◆ YOUR INSTRUCTIONS: Return the records in full, exactly as given.

◆ Collected data entries:
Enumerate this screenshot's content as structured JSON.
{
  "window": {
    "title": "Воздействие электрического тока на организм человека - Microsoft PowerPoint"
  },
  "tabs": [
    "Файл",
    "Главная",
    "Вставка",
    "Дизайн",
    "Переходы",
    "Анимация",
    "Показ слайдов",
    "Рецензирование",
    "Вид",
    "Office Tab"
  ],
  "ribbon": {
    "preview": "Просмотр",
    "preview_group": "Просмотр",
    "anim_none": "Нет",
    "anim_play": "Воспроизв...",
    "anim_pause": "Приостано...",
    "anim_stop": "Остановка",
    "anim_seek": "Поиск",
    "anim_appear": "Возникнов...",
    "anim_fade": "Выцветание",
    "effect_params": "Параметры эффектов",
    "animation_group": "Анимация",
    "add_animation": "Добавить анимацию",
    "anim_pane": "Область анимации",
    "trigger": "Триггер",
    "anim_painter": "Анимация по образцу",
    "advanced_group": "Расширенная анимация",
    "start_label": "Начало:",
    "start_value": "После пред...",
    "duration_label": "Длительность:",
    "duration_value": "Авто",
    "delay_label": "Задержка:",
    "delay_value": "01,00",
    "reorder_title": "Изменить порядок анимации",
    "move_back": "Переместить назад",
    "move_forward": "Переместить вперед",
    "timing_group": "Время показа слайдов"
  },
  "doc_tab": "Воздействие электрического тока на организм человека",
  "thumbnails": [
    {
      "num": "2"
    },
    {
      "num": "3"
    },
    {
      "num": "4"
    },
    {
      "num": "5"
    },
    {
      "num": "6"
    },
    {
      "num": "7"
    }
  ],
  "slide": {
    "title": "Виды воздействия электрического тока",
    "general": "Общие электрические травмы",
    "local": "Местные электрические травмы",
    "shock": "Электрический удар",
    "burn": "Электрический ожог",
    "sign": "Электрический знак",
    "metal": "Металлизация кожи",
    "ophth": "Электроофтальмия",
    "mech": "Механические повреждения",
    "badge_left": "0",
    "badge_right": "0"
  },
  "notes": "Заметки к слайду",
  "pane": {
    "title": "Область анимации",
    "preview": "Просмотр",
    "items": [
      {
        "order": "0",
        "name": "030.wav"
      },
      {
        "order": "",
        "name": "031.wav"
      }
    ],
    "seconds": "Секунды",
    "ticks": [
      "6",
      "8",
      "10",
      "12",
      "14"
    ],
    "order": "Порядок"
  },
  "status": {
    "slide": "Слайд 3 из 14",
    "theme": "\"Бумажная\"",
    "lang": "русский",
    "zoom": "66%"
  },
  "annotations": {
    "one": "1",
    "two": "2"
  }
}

◆ ANSWER BELOW:
Enumerate this screenshot's content as structured JSON.
{
  "window": {
    "title": "Воздействие электрического тока на организм человека - Microsoft PowerPoint"
  },
  "tabs": [
    "Файл",
    "Главная",
    "Вставка",
    "Дизайн",
    "Переходы",
    "Анимация",
    "Показ слайдов",
    "Рецензирование",
    "Вид",
    "Office Tab"
  ],
  "ribbon": {
    "preview": "Просмотр",
    "preview_group": "Просмотр",
    "anim_none": "Нет",
    "anim_play": "Воспроизв...",
    "anim_pause": "Приостано...",
    "anim_stop": "Остановка",
    "anim_seek": "Поиск",
    "anim_appear": "Возникнов...",
    "anim_fade": "Выцветание",
    "effect_params": "Параметры эффектов",
    "animation_group": "Анимация",
    "add_animation": "Добавить анимацию",
    "anim_pane": "Область анимации",
    "trigger": "Триггер",
    "anim_painter": "Анимация по образцу",
    "advanced_group": "Расширенная анимация",
    "start_label": "Начало:",
    "start_value": "После пред...",
    "duration_label": "Длительность:",
    "duration_value": "Авто",
    "delay_label": "Задержка:",
    "delay_value": "01,00",
    "reorder_title": "Изменить порядок анимации",
    "move_back": "Переместить назад",
    "move_forward": "Переместить вперед",
    "timing_group": "Время показа слайдов"
  },
  "doc_tab": "Воздействие электрического тока на организм человека",
  "thumbnails": [
    {
      "num": "2"
    },
    {
      "num": "3"
    },
    {
      "num": "4"
    },
    {
      "num": "5"
    },
    {
      "num": "6"
    },
    {
      "num": "7"
    }
  ],
  "slide": {
    "title": "Виды воздействия электрического тока",
    "general": "Общие электрические травмы",
    "local": "Местные электрические травмы",
    "shock": "Электрический удар",
    "burn": "Электрический ожог",
    "sign": "Электрический знак",
    "metal": "Металлизация кожи",
    "ophth": "Электроофтальмия",
    "mech": "Механические повреждения",
    "badge_left": "0",
    "badge_right": "0"
  },
  "notes": "Заметки к слайду",
  "pane": {
    "title": "Область анимации",
    "preview": "Просмотр",
    "items": [
      {
        "order": "0",
        "name": "030.wav"
      },
      {
        "order": "",
        "name": "031.wav"
      }
    ],
    "seconds": "Секунды",
    "ticks": [
      "6",
      "8",
      "10",
      "12",
      "14"
    ],
    "order": "Порядок"
  },
  "status": {
    "slide": "Слайд 3 из 14",
    "theme": "\"Бумажная\"",
    "lang": "русский",
    "zoom": "66%"
  },
  "annotations": {
    "one": "1",
    "two": "2"
  }
}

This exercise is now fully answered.